Task directions:
Echo back every line of the entries below word for word, leaving out the pictures.

Source material:
········

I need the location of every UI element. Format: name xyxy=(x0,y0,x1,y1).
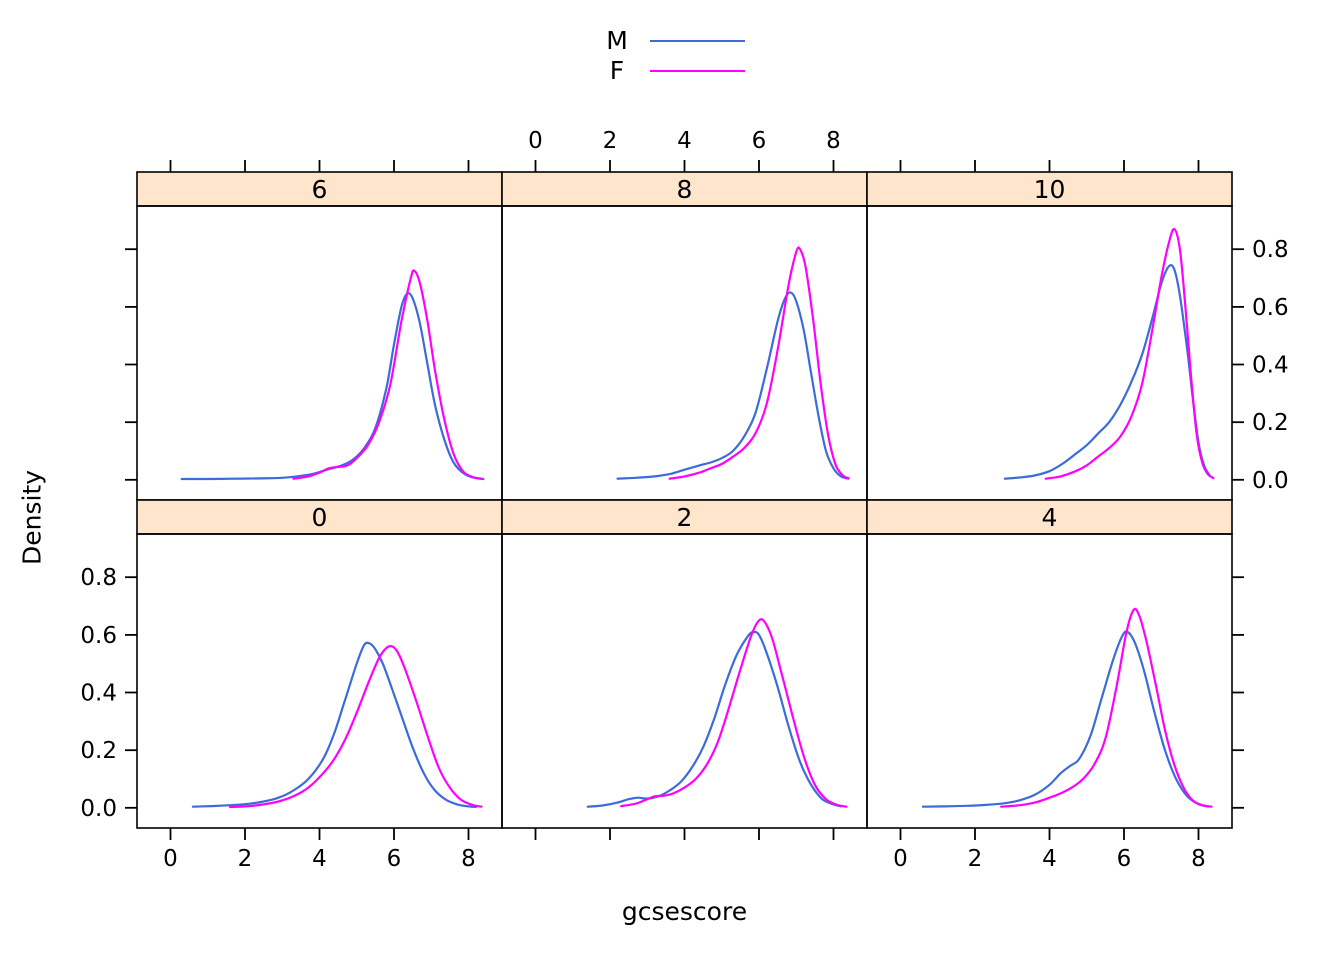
legend-line-sample xyxy=(650,70,745,72)
panel-border xyxy=(501,533,868,829)
x-tick-label-bottom: 2 xyxy=(968,846,983,872)
density-curve-M xyxy=(921,630,1209,808)
x-axis-title: gcsescore xyxy=(621,897,748,926)
y-tick-label-right: 0.0 xyxy=(1252,468,1289,494)
x-tick-label-top: 0 xyxy=(528,128,543,154)
y-tick-label-left: 0.6 xyxy=(80,623,117,649)
strip xyxy=(866,171,1233,207)
legend-item-M: M xyxy=(598,26,745,56)
panel-2: 2 xyxy=(501,499,868,829)
strip-label: 2 xyxy=(677,503,693,532)
x-tick-label-bottom: 6 xyxy=(387,846,402,872)
panel-10: 10 xyxy=(866,171,1233,501)
density-curve-M xyxy=(1003,264,1211,480)
density-curve-M xyxy=(616,291,850,480)
legend-item-F: F xyxy=(598,56,745,86)
panel-curves xyxy=(191,641,483,809)
panel-6: 6 xyxy=(136,171,503,501)
x-tick-label-bottom: 0 xyxy=(893,846,908,872)
y-tick-label-right: 0.4 xyxy=(1252,353,1289,379)
y-tick-label-left: 0.2 xyxy=(80,738,117,764)
y-tick-label-right: 0.6 xyxy=(1252,295,1289,321)
density-curve-M xyxy=(191,641,477,809)
x-tick-label-bottom: 8 xyxy=(461,846,476,872)
y-tick-label-left: 0.8 xyxy=(80,565,117,591)
x-tick-label-top: 4 xyxy=(677,128,692,154)
density-curve-F xyxy=(668,246,850,480)
panel-4: 4 xyxy=(866,499,1233,829)
x-tick-label-bottom: 4 xyxy=(312,846,327,872)
density-curve-F xyxy=(1044,227,1215,480)
density-curve-M xyxy=(180,292,485,481)
strip xyxy=(136,499,503,535)
y-axis-title: Density xyxy=(17,469,47,566)
panel-border xyxy=(866,205,1233,501)
strip xyxy=(501,171,868,207)
x-tick-label-bottom: 8 xyxy=(1191,846,1206,872)
y-tick-label-right: 0.8 xyxy=(1252,237,1289,263)
panel-curves xyxy=(1003,227,1215,480)
panel-curves xyxy=(586,618,848,808)
x-tick-label-bottom: 0 xyxy=(163,846,178,872)
strip xyxy=(866,499,1233,535)
y-tick-label-left: 0.4 xyxy=(80,681,117,707)
panel-border xyxy=(866,533,1233,829)
strip-label: 4 xyxy=(1042,503,1058,532)
axes: 0 2 4 6 8 0 2 4 6 8 0 2 4 6 8 0.0 0.2 0.4 0.6 0.8 0.0 0.2 0.4 0… xyxy=(80,128,1288,872)
panel-curves xyxy=(921,607,1213,808)
strip-label: 6 xyxy=(312,175,328,204)
panel-0: 0 xyxy=(136,499,503,829)
x-tick-label-bottom: 4 xyxy=(1042,846,1057,872)
x-tick-label-top: 6 xyxy=(752,128,767,154)
density-curve-F xyxy=(292,269,483,480)
panel-curves xyxy=(616,246,850,480)
x-tick-label-bottom: 6 xyxy=(1117,846,1132,872)
panel-border xyxy=(136,205,503,501)
x-tick-label-bottom: 2 xyxy=(238,846,253,872)
density-curve-F xyxy=(229,644,483,809)
y-tick-label-left: 0.0 xyxy=(80,796,117,822)
y-tick-label-right: 0.2 xyxy=(1252,410,1289,436)
legend-label: M xyxy=(606,26,628,55)
strip-label: 0 xyxy=(312,503,328,532)
strip xyxy=(136,171,503,207)
panel-border xyxy=(501,205,868,501)
legend-label: F xyxy=(609,56,625,85)
x-tick-label-top: 8 xyxy=(826,128,841,154)
panel-8: 8 xyxy=(501,171,868,501)
density-curve-F xyxy=(620,618,848,808)
legend-line-sample xyxy=(650,40,745,42)
strip-label: 10 xyxy=(1034,175,1066,204)
density-curve-F xyxy=(1000,607,1213,808)
x-tick-label-top: 2 xyxy=(603,128,618,154)
strip-label: 8 xyxy=(677,175,693,204)
panel-curves xyxy=(180,269,485,481)
density-curve-M xyxy=(586,630,842,808)
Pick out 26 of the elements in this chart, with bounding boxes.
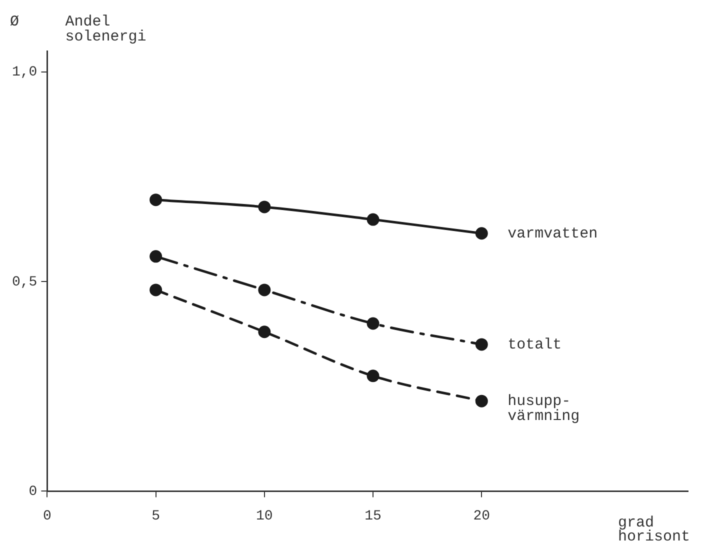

········

Solved exercise:
I need the location of every UI element. Format: name xyxy=(x0,y0,x1,y1).
legend-line-sample xyxy=(650,70,745,72)
panel-border xyxy=(501,533,868,829)
x-tick-label-bottom: 2 xyxy=(968,846,983,872)
density-curve-M xyxy=(921,630,1209,808)
x-axis-title: gcsescore xyxy=(621,897,748,926)
y-tick-label-right: 0.0 xyxy=(1252,468,1289,494)
x-tick-label-top: 0 xyxy=(528,128,543,154)
y-tick-label-left: 0.6 xyxy=(80,623,117,649)
strip xyxy=(866,171,1233,207)
legend-item-M: M xyxy=(598,26,745,56)
panel-2: 2 xyxy=(501,499,868,829)
strip-label: 2 xyxy=(677,503,693,532)
x-tick-label-bottom: 6 xyxy=(387,846,402,872)
panel-10: 10 xyxy=(866,171,1233,501)
density-curve-M xyxy=(1003,264,1211,480)
density-curve-M xyxy=(616,291,850,480)
legend-item-F: F xyxy=(598,56,745,86)
panel-curves xyxy=(191,641,483,809)
panel-6: 6 xyxy=(136,171,503,501)
x-tick-label-bottom: 0 xyxy=(893,846,908,872)
y-tick-label-right: 0.4 xyxy=(1252,353,1289,379)
y-tick-label-left: 0.2 xyxy=(80,738,117,764)
y-tick-label-right: 0.6 xyxy=(1252,295,1289,321)
density-curve-M xyxy=(191,641,477,809)
x-tick-label-bottom: 8 xyxy=(461,846,476,872)
y-tick-label-left: 0.8 xyxy=(80,565,117,591)
x-tick-label-top: 4 xyxy=(677,128,692,154)
density-curve-F xyxy=(668,246,850,480)
panel-4: 4 xyxy=(866,499,1233,829)
x-tick-label-bottom: 4 xyxy=(312,846,327,872)
density-curve-F xyxy=(1044,227,1215,480)
density-curve-M xyxy=(180,292,485,481)
strip xyxy=(136,499,503,535)
y-axis-title: Density xyxy=(17,469,47,566)
panel-border xyxy=(866,205,1233,501)
strip xyxy=(501,171,868,207)
x-tick-label-bottom: 8 xyxy=(1191,846,1206,872)
y-tick-label-right: 0.8 xyxy=(1252,237,1289,263)
panel-curves xyxy=(1003,227,1215,480)
panel-curves xyxy=(586,618,848,808)
x-tick-label-bottom: 0 xyxy=(163,846,178,872)
strip xyxy=(866,499,1233,535)
y-tick-label-left: 0.4 xyxy=(80,681,117,707)
panel-border xyxy=(866,533,1233,829)
strip-label: 4 xyxy=(1042,503,1058,532)
axes: 0 2 4 6 8 0 2 4 6 8 0 2 4 6 8 0.0 0.2 0.4 0.6 0.8 0.0 0.2 0.4 0… xyxy=(80,128,1288,872)
panel-curves xyxy=(921,607,1213,808)
strip-label: 6 xyxy=(312,175,328,204)
panel-0: 0 xyxy=(136,499,503,829)
x-tick-label-bottom: 4 xyxy=(1042,846,1057,872)
x-tick-label-top: 6 xyxy=(752,128,767,154)
density-curve-F xyxy=(292,269,483,480)
panel-curves xyxy=(616,246,850,480)
x-tick-label-bottom: 6 xyxy=(1117,846,1132,872)
panel-border xyxy=(136,205,503,501)
x-tick-label-bottom: 2 xyxy=(238,846,253,872)
density-curve-F xyxy=(229,644,483,809)
y-tick-label-left: 0.0 xyxy=(80,796,117,822)
y-tick-label-right: 0.2 xyxy=(1252,410,1289,436)
legend-label: M xyxy=(606,26,628,55)
strip-label: 0 xyxy=(312,503,328,532)
strip xyxy=(136,171,503,207)
panel-border xyxy=(501,205,868,501)
legend-label: F xyxy=(609,56,625,85)
x-tick-label-top: 8 xyxy=(826,128,841,154)
panel-8: 8 xyxy=(501,171,868,501)
density-curve-F xyxy=(620,618,848,808)
legend-line-sample xyxy=(650,40,745,42)
strip-label: 10 xyxy=(1034,175,1066,204)
density-curve-F xyxy=(1000,607,1213,808)
x-tick-label-top: 2 xyxy=(603,128,618,154)
strip-label: 8 xyxy=(677,175,693,204)
panel-curves xyxy=(180,269,485,481)
density-curve-M xyxy=(586,630,842,808)
Pick out 26 of the elements in this chart, with bounding boxes.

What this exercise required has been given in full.